» **Work order A**: From the passage on new product development below, reproduce the wording starting at "The most attractive" and ending at "the new product.".
» **Work order B**: According to the passage on new product development below, who develops the new product ideas that enter the product development pipeline?
» **Work order C**:
Say whether each statement agrees with the passage on new product development below. Answer yes or no, and quote the deciding words from the passage.
(i) Successful new product development can be derailed at any point along the process.
(ii) The launch of the developed product rests on a marketing plan that limits availability.
(iii) The speaker finds teaching the principles of product marketing to be always easy.

» **Supplied text**:
The most attractive new product ideas gain entry into the product development pipeline and are developed by cross-functional design teams. If the concept criteria remains intact at the end of the pipeline, the developed new product is launched to the market based on a multi-faceted marketing plan that drives awareness, maximizes availability and promotes the primary features and benefits of the new product.
Successful new product development takes an entire company to embrace it and can be derailed at any point along the process. It’s key that product marketing get the process off to a good start with viable, detailed, and attractive new product concepts and remains vigilant during the design phases to ensure the resulting product is attractive to the target market.
|Harbert:||Now is a good time to shift towards the textbook itself. You mention the importance of “boiling down” the key drivers that guide companies in developing new products. That term also applies to how you teach the principles of product marketing to your undergraduate students, correct?|
Yes, and that isn’t always as easy as it may sound – either for me or for the students taking my course. There’s so much fundamental information they need to take in and business processes they need to learn in a short period of time before any new product idea generation can be pursued.

» **Supplied material**:
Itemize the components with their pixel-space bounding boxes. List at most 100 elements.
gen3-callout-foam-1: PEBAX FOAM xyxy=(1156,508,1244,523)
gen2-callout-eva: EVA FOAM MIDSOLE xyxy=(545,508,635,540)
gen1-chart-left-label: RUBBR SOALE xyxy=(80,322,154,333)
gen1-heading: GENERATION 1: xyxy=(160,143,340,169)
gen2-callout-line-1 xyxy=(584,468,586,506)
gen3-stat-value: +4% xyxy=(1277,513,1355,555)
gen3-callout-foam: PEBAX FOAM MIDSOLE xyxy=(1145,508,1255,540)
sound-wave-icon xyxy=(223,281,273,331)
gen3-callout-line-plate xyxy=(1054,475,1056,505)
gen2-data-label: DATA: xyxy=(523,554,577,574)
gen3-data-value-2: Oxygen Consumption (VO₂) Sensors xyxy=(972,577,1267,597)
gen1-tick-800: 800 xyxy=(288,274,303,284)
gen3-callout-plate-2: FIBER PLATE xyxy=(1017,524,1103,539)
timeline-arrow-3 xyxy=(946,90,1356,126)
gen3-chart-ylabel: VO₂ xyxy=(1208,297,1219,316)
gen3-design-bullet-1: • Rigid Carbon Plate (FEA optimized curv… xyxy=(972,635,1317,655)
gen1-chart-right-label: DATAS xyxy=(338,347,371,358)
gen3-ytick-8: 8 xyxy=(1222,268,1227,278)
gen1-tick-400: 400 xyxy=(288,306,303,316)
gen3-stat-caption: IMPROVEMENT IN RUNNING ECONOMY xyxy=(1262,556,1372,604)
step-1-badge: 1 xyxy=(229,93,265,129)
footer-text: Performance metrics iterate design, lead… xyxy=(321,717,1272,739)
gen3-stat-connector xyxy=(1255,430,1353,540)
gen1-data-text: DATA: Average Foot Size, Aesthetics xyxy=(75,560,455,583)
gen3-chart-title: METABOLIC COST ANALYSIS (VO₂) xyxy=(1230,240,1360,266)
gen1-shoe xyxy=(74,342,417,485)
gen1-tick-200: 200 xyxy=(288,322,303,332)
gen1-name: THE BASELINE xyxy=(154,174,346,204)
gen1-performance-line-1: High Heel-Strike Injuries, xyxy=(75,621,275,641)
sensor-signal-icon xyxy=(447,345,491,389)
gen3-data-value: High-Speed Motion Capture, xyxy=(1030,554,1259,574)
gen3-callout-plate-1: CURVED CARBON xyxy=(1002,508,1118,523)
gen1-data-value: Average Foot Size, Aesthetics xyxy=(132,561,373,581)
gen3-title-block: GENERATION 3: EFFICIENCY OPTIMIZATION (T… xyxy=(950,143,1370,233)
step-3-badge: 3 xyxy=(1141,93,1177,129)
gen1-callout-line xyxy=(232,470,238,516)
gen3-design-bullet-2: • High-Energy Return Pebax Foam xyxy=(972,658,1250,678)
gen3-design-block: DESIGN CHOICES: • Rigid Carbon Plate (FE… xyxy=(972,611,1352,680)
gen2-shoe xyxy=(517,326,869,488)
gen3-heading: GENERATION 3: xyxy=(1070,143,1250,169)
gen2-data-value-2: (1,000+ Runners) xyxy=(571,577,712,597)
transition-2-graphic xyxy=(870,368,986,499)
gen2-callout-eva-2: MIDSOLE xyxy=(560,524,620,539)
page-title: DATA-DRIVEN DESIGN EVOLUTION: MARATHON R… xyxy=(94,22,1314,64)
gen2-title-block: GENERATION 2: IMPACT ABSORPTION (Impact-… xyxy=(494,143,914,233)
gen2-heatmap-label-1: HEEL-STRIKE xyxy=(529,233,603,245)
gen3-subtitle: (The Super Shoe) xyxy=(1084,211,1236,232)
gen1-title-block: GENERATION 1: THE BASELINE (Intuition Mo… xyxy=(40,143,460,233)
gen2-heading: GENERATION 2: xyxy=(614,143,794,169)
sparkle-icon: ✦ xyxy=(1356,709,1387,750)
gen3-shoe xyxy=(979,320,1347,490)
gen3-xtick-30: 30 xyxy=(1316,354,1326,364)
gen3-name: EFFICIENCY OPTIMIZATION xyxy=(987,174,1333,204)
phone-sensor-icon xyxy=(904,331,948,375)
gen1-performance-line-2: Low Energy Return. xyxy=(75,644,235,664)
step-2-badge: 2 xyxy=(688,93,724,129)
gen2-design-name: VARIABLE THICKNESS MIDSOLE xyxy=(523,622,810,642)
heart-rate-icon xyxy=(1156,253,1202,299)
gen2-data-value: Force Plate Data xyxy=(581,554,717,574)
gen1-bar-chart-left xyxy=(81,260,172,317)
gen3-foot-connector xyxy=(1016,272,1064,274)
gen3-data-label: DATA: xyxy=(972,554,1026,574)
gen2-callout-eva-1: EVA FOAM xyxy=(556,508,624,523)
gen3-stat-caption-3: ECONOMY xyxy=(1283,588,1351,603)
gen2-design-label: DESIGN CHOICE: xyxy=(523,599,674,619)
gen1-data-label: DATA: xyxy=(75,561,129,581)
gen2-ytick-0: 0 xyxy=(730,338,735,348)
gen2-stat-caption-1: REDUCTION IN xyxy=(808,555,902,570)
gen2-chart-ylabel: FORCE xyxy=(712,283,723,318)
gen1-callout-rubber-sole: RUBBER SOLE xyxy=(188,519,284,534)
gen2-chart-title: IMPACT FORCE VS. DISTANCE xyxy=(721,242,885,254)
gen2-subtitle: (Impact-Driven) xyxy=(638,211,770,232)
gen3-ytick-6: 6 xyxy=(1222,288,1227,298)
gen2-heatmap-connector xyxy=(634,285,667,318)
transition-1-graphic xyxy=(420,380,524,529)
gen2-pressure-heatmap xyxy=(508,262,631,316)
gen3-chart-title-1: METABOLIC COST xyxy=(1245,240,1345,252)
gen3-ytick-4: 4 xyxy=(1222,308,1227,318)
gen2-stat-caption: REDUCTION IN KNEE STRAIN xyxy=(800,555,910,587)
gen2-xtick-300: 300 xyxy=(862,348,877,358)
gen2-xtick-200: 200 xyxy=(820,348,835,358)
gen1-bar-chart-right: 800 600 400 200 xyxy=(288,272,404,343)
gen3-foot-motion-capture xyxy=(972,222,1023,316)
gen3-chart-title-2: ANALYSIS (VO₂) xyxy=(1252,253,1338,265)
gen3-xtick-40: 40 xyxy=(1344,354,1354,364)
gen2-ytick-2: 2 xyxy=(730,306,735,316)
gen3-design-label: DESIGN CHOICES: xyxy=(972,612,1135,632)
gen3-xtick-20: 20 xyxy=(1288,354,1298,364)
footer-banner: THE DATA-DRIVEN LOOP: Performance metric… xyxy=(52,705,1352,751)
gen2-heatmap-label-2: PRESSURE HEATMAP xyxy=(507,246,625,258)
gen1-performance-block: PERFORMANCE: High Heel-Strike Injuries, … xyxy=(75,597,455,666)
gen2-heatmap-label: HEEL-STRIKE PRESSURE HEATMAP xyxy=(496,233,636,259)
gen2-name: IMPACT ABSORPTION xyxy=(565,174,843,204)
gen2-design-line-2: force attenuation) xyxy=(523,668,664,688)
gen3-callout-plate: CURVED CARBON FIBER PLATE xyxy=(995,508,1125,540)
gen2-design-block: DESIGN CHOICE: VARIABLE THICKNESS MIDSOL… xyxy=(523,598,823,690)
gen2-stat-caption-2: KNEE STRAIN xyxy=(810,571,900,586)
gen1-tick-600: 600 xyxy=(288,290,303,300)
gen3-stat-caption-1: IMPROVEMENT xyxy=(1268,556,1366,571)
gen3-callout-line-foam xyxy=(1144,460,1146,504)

» **Task solution A**:
The most attractive new product ideas gain entry into the product development pipeline and are developed by cross-functional design teams. If the concept criteria remains intact at the end of the pipeline, the developed new product is launched to the market based on a multi-faceted marketing plan that drives awareness, maximizes availability and promotes the primary features and benefits of the new product.

» **Task solution B**: Cross-functional design teams develop them.

» **Task solution C**:
(i) Yes: "can be derailed at any point along the process"
(ii) No: "maximizes availability"
(iii) No: "that isn’t always as easy as it may sound"